- Job: Your answer must consist solely of the number of lines that contain the word "spec".

- Data shown:
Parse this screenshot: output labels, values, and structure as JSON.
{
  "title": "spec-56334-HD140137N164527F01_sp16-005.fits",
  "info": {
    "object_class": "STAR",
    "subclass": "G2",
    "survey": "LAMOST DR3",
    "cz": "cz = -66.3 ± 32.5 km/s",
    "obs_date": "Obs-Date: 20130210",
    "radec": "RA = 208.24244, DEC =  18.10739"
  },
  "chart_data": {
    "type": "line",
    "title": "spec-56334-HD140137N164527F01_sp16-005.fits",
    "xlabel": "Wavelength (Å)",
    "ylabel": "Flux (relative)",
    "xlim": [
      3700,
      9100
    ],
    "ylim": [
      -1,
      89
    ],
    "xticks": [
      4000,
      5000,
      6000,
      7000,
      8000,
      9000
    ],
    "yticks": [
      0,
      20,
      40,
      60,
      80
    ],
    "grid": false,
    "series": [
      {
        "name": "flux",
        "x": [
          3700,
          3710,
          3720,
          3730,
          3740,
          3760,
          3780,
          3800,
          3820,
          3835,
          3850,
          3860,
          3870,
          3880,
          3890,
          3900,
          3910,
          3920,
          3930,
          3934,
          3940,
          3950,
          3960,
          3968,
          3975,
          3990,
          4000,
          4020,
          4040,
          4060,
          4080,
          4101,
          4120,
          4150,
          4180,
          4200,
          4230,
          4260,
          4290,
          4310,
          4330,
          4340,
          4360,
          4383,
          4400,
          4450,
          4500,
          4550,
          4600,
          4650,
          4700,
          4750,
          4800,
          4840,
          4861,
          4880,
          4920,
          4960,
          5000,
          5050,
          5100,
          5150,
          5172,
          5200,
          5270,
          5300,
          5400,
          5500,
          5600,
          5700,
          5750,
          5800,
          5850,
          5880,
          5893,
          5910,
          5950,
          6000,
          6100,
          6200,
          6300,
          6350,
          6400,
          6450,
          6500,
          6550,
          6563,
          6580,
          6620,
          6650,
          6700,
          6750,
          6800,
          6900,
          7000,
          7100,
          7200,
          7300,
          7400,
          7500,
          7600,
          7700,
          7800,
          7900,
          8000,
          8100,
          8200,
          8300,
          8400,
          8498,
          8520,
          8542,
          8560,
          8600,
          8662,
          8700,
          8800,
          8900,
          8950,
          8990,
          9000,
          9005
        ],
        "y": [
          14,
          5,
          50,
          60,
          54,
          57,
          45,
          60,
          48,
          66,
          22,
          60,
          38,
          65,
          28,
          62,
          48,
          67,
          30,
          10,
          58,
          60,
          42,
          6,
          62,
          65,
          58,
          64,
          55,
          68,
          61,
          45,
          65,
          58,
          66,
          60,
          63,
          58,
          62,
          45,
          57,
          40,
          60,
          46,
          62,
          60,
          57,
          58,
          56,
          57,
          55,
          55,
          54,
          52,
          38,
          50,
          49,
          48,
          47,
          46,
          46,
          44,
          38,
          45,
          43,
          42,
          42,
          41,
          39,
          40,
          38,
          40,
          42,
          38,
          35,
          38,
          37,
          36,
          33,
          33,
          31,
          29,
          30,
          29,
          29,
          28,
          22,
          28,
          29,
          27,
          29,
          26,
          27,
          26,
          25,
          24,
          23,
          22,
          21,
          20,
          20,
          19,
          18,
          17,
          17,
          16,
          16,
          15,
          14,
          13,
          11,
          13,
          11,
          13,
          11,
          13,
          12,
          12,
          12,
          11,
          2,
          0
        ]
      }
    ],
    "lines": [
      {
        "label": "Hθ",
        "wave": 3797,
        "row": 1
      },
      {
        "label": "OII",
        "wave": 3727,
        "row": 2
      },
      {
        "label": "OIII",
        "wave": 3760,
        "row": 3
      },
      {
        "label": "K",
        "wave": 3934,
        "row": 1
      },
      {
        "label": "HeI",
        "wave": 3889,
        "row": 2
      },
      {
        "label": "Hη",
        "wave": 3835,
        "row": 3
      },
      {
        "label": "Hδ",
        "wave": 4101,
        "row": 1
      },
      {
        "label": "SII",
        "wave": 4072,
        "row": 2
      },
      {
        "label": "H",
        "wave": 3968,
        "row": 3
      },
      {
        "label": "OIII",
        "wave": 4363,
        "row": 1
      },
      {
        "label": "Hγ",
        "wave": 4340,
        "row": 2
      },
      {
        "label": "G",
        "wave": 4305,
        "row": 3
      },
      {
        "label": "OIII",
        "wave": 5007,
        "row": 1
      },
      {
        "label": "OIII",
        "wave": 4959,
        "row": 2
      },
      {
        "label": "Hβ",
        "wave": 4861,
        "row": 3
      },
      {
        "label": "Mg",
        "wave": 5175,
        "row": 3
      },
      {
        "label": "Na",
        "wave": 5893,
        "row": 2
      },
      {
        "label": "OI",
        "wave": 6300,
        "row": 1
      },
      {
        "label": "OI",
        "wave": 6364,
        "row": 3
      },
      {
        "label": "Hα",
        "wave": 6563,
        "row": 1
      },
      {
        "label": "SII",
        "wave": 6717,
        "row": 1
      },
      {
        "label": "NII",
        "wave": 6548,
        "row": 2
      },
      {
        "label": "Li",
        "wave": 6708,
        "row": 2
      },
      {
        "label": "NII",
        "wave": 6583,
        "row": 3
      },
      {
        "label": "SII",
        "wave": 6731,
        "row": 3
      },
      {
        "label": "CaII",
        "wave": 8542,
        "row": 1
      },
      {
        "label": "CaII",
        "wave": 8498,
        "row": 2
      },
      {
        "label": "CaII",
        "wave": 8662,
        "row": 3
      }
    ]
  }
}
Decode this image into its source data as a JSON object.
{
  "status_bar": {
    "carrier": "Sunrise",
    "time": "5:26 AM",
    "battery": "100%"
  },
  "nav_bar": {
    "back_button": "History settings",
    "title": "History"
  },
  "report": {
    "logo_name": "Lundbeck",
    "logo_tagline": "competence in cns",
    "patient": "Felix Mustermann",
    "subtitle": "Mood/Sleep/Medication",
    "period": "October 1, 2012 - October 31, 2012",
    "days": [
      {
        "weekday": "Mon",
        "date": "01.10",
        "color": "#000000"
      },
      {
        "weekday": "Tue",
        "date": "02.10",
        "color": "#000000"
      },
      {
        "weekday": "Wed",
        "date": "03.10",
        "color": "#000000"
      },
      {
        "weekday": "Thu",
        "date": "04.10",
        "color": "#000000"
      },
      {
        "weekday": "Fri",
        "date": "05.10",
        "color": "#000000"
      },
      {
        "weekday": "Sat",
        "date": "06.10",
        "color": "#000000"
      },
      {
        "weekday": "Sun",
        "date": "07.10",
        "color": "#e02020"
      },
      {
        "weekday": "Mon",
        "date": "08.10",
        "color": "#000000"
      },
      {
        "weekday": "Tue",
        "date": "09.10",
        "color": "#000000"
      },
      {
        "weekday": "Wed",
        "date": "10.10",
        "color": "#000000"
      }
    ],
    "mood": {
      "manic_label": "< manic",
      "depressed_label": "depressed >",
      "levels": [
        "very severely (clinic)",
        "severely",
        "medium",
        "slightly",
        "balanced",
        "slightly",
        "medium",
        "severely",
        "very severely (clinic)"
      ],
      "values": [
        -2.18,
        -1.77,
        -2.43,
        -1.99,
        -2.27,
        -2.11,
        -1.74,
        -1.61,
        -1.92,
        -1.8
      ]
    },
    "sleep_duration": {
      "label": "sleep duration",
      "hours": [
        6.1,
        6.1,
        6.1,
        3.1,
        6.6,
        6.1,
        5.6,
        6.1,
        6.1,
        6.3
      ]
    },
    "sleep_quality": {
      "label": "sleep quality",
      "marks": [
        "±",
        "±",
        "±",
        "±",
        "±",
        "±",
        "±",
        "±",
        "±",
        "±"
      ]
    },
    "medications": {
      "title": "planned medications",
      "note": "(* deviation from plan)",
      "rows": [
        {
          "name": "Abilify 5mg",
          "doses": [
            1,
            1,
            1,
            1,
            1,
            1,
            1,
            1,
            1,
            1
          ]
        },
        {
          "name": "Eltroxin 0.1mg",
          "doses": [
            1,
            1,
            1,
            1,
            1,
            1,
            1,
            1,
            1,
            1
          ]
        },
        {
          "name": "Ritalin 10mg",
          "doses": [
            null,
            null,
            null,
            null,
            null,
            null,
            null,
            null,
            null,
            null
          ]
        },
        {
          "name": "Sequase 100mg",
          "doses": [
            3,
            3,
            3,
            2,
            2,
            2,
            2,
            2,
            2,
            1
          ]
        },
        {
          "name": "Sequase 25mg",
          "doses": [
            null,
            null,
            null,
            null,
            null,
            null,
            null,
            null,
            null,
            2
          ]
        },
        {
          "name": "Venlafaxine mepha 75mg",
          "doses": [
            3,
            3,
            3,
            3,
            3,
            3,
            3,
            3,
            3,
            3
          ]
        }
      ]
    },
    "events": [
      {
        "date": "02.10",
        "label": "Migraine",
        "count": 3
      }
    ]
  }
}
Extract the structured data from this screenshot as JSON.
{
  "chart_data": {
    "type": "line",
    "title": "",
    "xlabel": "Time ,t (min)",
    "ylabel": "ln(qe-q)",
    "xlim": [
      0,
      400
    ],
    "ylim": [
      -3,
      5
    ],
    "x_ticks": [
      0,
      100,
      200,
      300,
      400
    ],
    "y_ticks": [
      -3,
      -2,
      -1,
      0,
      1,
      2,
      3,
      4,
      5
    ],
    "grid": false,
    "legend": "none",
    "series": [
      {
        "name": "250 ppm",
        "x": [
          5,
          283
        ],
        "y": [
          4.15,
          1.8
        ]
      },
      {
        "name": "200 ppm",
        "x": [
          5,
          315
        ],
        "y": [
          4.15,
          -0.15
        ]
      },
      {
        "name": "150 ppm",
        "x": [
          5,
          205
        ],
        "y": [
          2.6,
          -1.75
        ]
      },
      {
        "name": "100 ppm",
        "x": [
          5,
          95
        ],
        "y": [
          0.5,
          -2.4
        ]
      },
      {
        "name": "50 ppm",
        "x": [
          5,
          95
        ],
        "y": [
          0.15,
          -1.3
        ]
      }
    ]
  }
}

- Task answer: 2